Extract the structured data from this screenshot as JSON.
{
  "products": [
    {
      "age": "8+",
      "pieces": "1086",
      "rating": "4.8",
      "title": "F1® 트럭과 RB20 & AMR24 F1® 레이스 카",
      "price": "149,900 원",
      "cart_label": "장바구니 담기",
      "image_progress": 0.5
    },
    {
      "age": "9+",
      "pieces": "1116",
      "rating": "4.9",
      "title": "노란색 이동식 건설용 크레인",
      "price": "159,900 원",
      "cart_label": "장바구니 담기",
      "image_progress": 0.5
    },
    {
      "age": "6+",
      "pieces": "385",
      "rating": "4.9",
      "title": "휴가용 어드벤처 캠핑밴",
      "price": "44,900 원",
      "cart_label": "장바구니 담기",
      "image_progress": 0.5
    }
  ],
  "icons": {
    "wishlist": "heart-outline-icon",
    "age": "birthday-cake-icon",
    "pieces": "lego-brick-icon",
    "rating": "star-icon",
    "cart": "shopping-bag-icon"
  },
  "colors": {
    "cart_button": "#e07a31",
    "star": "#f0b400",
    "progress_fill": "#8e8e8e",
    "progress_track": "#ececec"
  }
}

### [Your instructions]
Choose all lines containing the string "pieces" and copy them out.

### [Answer in full]
      "pieces": "1086",
      "pieces": "1116",
      "pieces": "385",
    "pieces": "lego-brick-icon",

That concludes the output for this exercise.